[Saved data entries]

====

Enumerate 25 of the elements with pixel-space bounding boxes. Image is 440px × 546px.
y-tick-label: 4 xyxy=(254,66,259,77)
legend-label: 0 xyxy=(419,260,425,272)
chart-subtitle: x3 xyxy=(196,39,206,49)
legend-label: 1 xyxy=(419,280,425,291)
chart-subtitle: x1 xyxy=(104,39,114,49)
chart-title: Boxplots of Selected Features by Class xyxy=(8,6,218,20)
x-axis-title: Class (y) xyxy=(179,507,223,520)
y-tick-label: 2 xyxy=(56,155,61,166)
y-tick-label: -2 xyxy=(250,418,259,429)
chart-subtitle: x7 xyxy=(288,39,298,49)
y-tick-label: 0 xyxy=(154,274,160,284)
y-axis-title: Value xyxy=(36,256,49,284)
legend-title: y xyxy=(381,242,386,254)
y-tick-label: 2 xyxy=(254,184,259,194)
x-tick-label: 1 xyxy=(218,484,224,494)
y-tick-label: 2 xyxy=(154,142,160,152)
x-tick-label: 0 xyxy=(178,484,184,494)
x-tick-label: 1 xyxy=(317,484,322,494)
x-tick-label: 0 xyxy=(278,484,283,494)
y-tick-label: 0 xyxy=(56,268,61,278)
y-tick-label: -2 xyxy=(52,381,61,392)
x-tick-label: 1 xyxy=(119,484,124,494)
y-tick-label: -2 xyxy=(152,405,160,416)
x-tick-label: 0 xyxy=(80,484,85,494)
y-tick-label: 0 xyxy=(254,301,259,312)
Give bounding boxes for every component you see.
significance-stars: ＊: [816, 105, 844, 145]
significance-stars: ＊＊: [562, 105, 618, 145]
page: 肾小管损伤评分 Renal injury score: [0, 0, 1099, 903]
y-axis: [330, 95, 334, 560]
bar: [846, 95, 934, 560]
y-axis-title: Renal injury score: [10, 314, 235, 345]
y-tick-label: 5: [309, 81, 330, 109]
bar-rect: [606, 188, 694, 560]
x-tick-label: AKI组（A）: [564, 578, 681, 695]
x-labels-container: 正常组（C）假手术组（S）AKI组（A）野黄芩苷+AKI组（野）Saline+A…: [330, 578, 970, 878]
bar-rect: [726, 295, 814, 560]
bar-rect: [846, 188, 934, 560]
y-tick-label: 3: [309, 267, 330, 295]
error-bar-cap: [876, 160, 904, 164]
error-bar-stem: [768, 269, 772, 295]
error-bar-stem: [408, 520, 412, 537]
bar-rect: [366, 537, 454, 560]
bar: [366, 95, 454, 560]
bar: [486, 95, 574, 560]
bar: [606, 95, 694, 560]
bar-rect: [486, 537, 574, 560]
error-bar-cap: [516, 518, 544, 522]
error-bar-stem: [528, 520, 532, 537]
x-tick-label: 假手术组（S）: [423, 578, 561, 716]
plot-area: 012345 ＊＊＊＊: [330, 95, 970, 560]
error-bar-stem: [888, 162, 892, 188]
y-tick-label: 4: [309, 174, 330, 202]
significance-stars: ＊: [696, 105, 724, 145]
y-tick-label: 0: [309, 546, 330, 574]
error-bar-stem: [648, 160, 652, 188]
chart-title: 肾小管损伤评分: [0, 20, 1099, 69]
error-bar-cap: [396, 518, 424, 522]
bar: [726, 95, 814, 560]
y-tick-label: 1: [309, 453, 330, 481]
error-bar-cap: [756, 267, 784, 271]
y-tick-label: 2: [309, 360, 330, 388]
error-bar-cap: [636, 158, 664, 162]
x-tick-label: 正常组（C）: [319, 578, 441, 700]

====

YOUR INSTRUCTIONS>
Update the items above so that every "y-tick-label" reads "y-axis-tick", with nothing else changed.

FULL SOLUTION>
Enumerate 25 of the elements with pixel-space bounding boxes. Image is 440px × 546px.
y-axis-tick: 4 xyxy=(254,66,259,77)
legend-label: 0 xyxy=(419,260,425,272)
chart-subtitle: x3 xyxy=(196,39,206,49)
legend-label: 1 xyxy=(419,280,425,291)
chart-subtitle: x1 xyxy=(104,39,114,49)
chart-title: Boxplots of Selected Features by Class xyxy=(8,6,218,20)
x-axis-title: Class (y) xyxy=(179,507,223,520)
y-axis-tick: 2 xyxy=(56,155,61,166)
y-axis-tick: -2 xyxy=(250,418,259,429)
chart-subtitle: x7 xyxy=(288,39,298,49)
y-axis-tick: 0 xyxy=(154,274,160,284)
y-axis-title: Value xyxy=(36,256,49,284)
legend-title: y xyxy=(381,242,386,254)
y-axis-tick: 2 xyxy=(254,184,259,194)
x-tick-label: 1 xyxy=(218,484,224,494)
y-axis-tick: 2 xyxy=(154,142,160,152)
x-tick-label: 0 xyxy=(178,484,184,494)
x-tick-label: 1 xyxy=(317,484,322,494)
x-tick-label: 0 xyxy=(278,484,283,494)
y-axis-tick: 0 xyxy=(56,268,61,278)
y-axis-tick: -2 xyxy=(52,381,61,392)
x-tick-label: 1 xyxy=(119,484,124,494)
y-axis-tick: -2 xyxy=(152,405,160,416)
x-tick-label: 0 xyxy=(80,484,85,494)
y-axis-tick: 0 xyxy=(254,301,259,312)
Give bounding boxes for every component you see.
significance-stars: ＊: [816, 105, 844, 145]
significance-stars: ＊＊: [562, 105, 618, 145]
page: 肾小管损伤评分 Renal injury score: [0, 0, 1099, 903]
y-axis: [330, 95, 334, 560]
bar: [846, 95, 934, 560]
y-axis-title: Renal injury score: [10, 314, 235, 345]
y-axis-tick: 5: [309, 81, 330, 109]
bar-rect: [606, 188, 694, 560]
x-tick-label: AKI组（A）: [564, 578, 681, 695]
x-labels-container: 正常组（C）假手术组（S）AKI组（A）野黄芩苷+AKI组（野）Saline+A…: [330, 578, 970, 878]
bar-rect: [726, 295, 814, 560]
bar-rect: [846, 188, 934, 560]
y-axis-tick: 3: [309, 267, 330, 295]
error-bar-cap: [876, 160, 904, 164]
error-bar-stem: [768, 269, 772, 295]
error-bar-stem: [408, 520, 412, 537]
bar-rect: [366, 537, 454, 560]
bar: [366, 95, 454, 560]
bar: [486, 95, 574, 560]
bar: [606, 95, 694, 560]
bar-rect: [486, 537, 574, 560]
error-bar-cap: [516, 518, 544, 522]
error-bar-stem: [528, 520, 532, 537]
x-tick-label: 假手术组（S）: [423, 578, 561, 716]
plot-area: 012345 ＊＊＊＊: [330, 95, 970, 560]
error-bar-stem: [888, 162, 892, 188]
y-axis-tick: 4: [309, 174, 330, 202]
significance-stars: ＊: [696, 105, 724, 145]
y-axis-tick: 0: [309, 546, 330, 574]
error-bar-stem: [648, 160, 652, 188]
chart-title: 肾小管损伤评分: [0, 20, 1099, 69]
error-bar-cap: [396, 518, 424, 522]
bar: [726, 95, 814, 560]
y-axis-tick: 1: [309, 453, 330, 481]
error-bar-cap: [756, 267, 784, 271]
y-axis-tick: 2: [309, 360, 330, 388]
error-bar-cap: [636, 158, 664, 162]
x-tick-label: 正常组（C）: [319, 578, 441, 700]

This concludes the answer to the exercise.